_TASK INPUTS_.
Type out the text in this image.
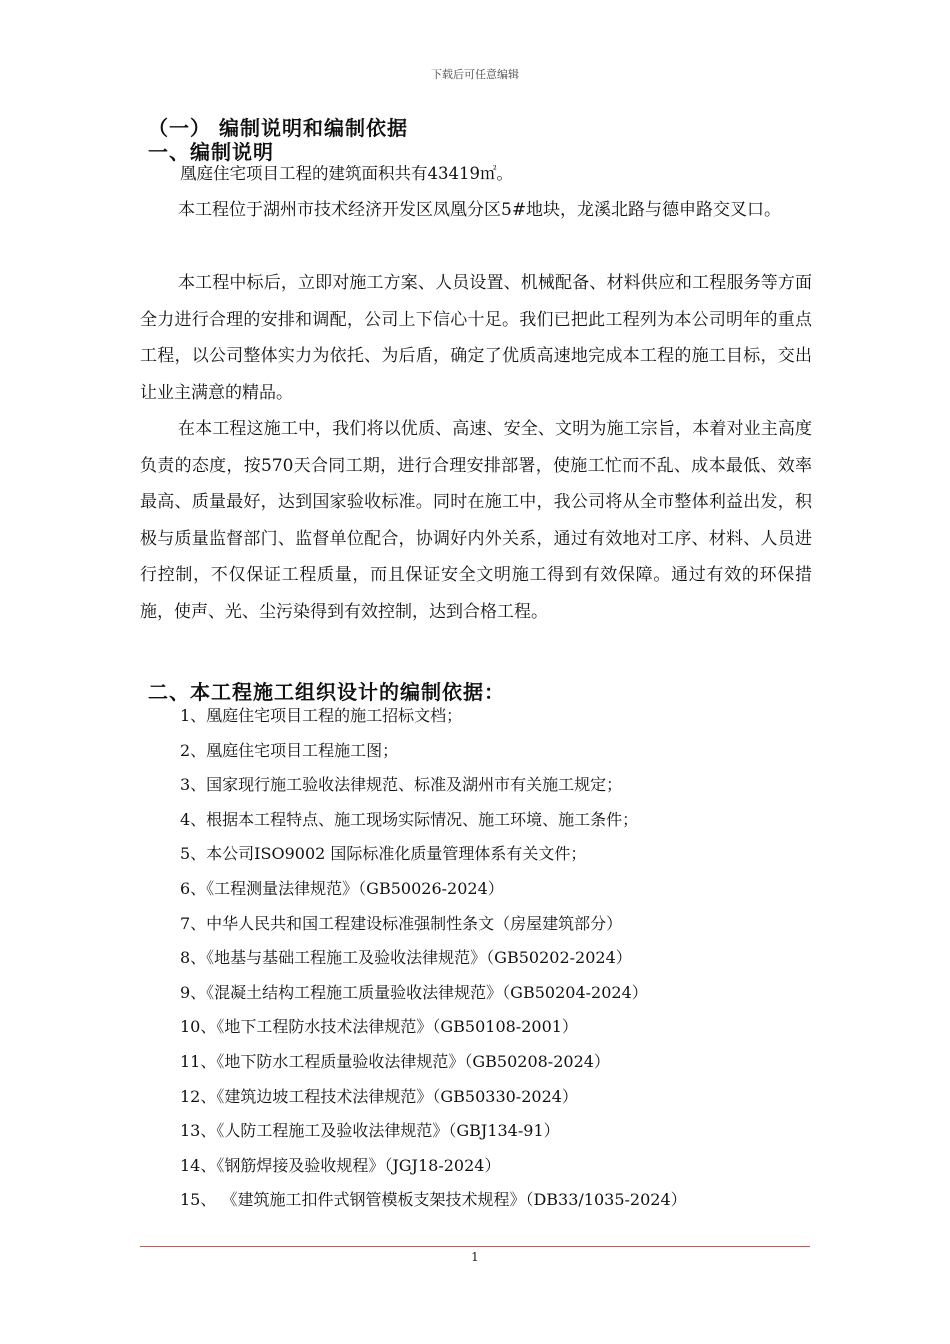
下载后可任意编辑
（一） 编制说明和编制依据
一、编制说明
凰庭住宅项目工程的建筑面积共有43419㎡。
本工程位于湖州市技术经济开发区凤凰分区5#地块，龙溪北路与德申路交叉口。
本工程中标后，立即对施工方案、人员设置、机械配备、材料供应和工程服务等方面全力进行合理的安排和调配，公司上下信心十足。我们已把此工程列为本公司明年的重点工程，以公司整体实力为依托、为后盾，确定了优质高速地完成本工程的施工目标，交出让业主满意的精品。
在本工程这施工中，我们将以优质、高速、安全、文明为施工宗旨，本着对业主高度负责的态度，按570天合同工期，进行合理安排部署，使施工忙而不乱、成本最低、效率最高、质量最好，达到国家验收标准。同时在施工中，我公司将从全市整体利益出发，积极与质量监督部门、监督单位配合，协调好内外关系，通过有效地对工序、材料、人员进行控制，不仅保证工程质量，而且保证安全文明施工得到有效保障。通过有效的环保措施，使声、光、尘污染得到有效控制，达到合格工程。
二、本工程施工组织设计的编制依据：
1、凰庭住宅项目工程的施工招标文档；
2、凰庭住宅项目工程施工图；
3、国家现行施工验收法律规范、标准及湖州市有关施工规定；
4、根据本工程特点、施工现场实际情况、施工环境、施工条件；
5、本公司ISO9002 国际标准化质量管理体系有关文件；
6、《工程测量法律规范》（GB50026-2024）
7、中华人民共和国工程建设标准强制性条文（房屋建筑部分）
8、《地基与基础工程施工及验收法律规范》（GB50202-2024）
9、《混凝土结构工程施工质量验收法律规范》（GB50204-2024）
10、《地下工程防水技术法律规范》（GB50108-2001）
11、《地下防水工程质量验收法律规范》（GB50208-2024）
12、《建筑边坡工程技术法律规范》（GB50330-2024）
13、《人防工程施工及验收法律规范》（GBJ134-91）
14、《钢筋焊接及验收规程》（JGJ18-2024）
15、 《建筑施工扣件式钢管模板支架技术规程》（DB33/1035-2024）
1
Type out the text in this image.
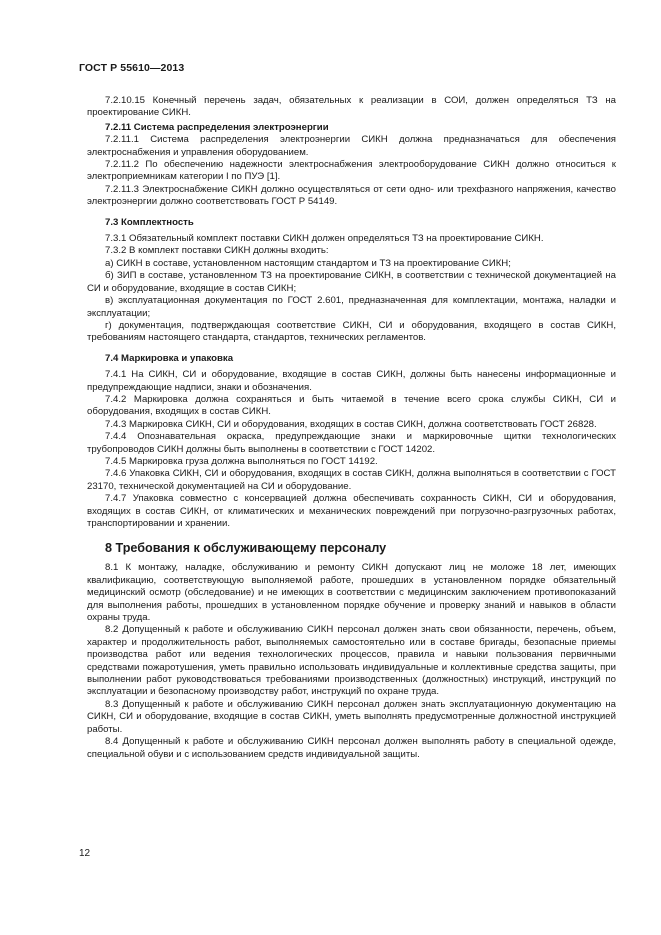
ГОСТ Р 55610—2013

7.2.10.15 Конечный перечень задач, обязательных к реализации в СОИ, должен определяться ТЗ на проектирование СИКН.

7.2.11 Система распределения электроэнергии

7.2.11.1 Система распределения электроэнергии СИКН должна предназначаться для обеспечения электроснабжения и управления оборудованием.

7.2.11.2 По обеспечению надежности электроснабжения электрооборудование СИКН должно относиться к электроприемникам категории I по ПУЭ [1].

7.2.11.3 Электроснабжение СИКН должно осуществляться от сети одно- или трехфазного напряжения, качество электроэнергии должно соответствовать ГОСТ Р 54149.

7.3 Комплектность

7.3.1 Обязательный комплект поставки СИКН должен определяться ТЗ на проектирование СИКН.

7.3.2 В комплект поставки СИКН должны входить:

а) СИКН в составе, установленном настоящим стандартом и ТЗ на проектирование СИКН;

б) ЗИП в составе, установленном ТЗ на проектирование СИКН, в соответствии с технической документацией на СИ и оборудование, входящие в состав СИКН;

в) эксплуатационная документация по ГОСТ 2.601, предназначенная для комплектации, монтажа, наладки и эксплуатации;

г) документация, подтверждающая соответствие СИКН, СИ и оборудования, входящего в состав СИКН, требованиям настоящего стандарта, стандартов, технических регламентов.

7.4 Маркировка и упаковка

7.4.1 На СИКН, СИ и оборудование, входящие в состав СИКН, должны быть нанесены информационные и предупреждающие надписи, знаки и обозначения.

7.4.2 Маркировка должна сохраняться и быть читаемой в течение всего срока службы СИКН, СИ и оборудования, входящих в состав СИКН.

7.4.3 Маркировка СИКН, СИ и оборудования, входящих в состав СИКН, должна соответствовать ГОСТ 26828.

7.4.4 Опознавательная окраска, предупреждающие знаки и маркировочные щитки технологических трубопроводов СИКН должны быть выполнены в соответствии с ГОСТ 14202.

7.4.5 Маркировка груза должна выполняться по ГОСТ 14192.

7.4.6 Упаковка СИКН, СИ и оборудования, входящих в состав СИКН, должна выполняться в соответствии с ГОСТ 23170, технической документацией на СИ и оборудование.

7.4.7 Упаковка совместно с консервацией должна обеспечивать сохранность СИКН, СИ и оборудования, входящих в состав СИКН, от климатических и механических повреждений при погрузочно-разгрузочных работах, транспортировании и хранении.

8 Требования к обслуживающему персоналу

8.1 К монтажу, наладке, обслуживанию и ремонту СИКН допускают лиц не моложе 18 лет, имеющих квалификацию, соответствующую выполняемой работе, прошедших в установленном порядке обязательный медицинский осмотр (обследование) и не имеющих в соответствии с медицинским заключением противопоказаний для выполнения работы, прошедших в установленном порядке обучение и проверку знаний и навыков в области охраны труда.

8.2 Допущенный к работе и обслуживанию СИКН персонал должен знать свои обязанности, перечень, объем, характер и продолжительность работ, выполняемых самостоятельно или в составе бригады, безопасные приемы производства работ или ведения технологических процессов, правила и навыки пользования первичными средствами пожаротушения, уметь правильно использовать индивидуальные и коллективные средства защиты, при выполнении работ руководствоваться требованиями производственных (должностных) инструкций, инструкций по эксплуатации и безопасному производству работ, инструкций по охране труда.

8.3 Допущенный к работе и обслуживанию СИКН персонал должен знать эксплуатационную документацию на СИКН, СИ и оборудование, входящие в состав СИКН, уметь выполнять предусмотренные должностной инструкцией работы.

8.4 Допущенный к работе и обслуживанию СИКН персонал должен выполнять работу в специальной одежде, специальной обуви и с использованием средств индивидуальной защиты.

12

_GOAL_. Copy each line of the records precisely and drop any images they hold.

_RESPONSE TO THIS EXERCISE_.
Type out the text in this image.
下载后可任意编辑
（一） 编制说明和编制依据
一、编制说明
凰庭住宅项目工程的建筑面积共有43419㎡。
本工程位于湖州市技术经济开发区凤凰分区5#地块，龙溪北路与德申路交叉口。
本工程中标后，立即对施工方案、人员设置、机械配备、材料供应和工程服务等方面全力进行合理的安排和调配，公司上下信心十足。我们已把此工程列为本公司明年的重点工程，以公司整体实力为依托、为后盾，确定了优质高速地完成本工程的施工目标，交出让业主满意的精品。
在本工程这施工中，我们将以优质、高速、安全、文明为施工宗旨，本着对业主高度负责的态度，按570天合同工期，进行合理安排部署，使施工忙而不乱、成本最低、效率最高、质量最好，达到国家验收标准。同时在施工中，我公司将从全市整体利益出发，积极与质量监督部门、监督单位配合，协调好内外关系，通过有效地对工序、材料、人员进行控制，不仅保证工程质量，而且保证安全文明施工得到有效保障。通过有效的环保措施，使声、光、尘污染得到有效控制，达到合格工程。
二、本工程施工组织设计的编制依据：
1、凰庭住宅项目工程的施工招标文档；
2、凰庭住宅项目工程施工图；
3、国家现行施工验收法律规范、标准及湖州市有关施工规定；
4、根据本工程特点、施工现场实际情况、施工环境、施工条件；
5、本公司ISO9002 国际标准化质量管理体系有关文件；
6、《工程测量法律规范》（GB50026-2024）
7、中华人民共和国工程建设标准强制性条文（房屋建筑部分）
8、《地基与基础工程施工及验收法律规范》（GB50202-2024）
9、《混凝土结构工程施工质量验收法律规范》（GB50204-2024）
10、《地下工程防水技术法律规范》（GB50108-2001）
11、《地下防水工程质量验收法律规范》（GB50208-2024）
12、《建筑边坡工程技术法律规范》（GB50330-2024）
13、《人防工程施工及验收法律规范》（GBJ134-91）
14、《钢筋焊接及验收规程》（JGJ18-2024）
15、 《建筑施工扣件式钢管模板支架技术规程》（DB33/1035-2024）
1
Type out the text in this image.
ГОСТ Р 55610—2013

7.2.10.15 Конечный перечень задач, обязательных к реализации в СОИ, должен определяться ТЗ на проектирование СИКН.

7.2.11 Система распределения электроэнергии

7.2.11.1 Система распределения электроэнергии СИКН должна предназначаться для обеспечения электроснабжения и управления оборудованием.

7.2.11.2 По обеспечению надежности электроснабжения электрооборудование СИКН должно относиться к электроприемникам категории I по ПУЭ [1].

7.2.11.3 Электроснабжение СИКН должно осуществляться от сети одно- или трехфазного напряжения, качество электроэнергии должно соответствовать ГОСТ Р 54149.

7.3 Комплектность

7.3.1 Обязательный комплект поставки СИКН должен определяться ТЗ на проектирование СИКН.

7.3.2 В комплект поставки СИКН должны входить:

а) СИКН в составе, установленном настоящим стандартом и ТЗ на проектирование СИКН;

б) ЗИП в составе, установленном ТЗ на проектирование СИКН, в соответствии с технической документацией на СИ и оборудование, входящие в состав СИКН;

в) эксплуатационная документация по ГОСТ 2.601, предназначенная для комплектации, монтажа, наладки и эксплуатации;

г) документация, подтверждающая соответствие СИКН, СИ и оборудования, входящего в состав СИКН, требованиям настоящего стандарта, стандартов, технических регламентов.

7.4 Маркировка и упаковка

7.4.1 На СИКН, СИ и оборудование, входящие в состав СИКН, должны быть нанесены информационные и предупреждающие надписи, знаки и обозначения.

7.4.2 Маркировка должна сохраняться и быть читаемой в течение всего срока службы СИКН, СИ и оборудования, входящих в состав СИКН.

7.4.3 Маркировка СИКН, СИ и оборудования, входящих в состав СИКН, должна соответствовать ГОСТ 26828.

7.4.4 Опознавательная окраска, предупреждающие знаки и маркировочные щитки технологических трубопроводов СИКН должны быть выполнены в соответствии с ГОСТ 14202.

7.4.5 Маркировка груза должна выполняться по ГОСТ 14192.

7.4.6 Упаковка СИКН, СИ и оборудования, входящих в состав СИКН, должна выполняться в соответствии с ГОСТ 23170, технической документацией на СИ и оборудование.

7.4.7 Упаковка совместно с консервацией должна обеспечивать сохранность СИКН, СИ и оборудования, входящих в состав СИКН, от климатических и механических повреждений при погрузочно-разгрузочных работах, транспортировании и хранении.

8 Требования к обслуживающему персоналу

8.1 К монтажу, наладке, обслуживанию и ремонту СИКН допускают лиц не моложе 18 лет, имеющих квалификацию, соответствующую выполняемой работе, прошедших в установленном порядке обязательный медицинский осмотр (обследование) и не имеющих в соответствии с медицинским заключением противопоказаний для выполнения работы, прошедших в установленном порядке обучение и проверку знаний и навыков в области охраны труда.

8.2 Допущенный к работе и обслуживанию СИКН персонал должен знать свои обязанности, перечень, объем, характер и продолжительность работ, выполняемых самостоятельно или в составе бригады, безопасные приемы производства работ или ведения технологических процессов, правила и навыки пользования первичными средствами пожаротушения, уметь правильно использовать индивидуальные и коллективные средства защиты, при выполнении работ руководствоваться требованиями производственных (должностных) инструкций, инструкций по эксплуатации и безопасному производству работ, инструкций по охране труда.

8.3 Допущенный к работе и обслуживанию СИКН персонал должен знать эксплуатационную документацию на СИКН, СИ и оборудование, входящие в состав СИКН, уметь выполнять предусмотренные должностной инструкцией работы.

8.4 Допущенный к работе и обслуживанию СИКН персонал должен выполнять работу в специальной одежде, специальной обуви и с использованием средств индивидуальной защиты.

12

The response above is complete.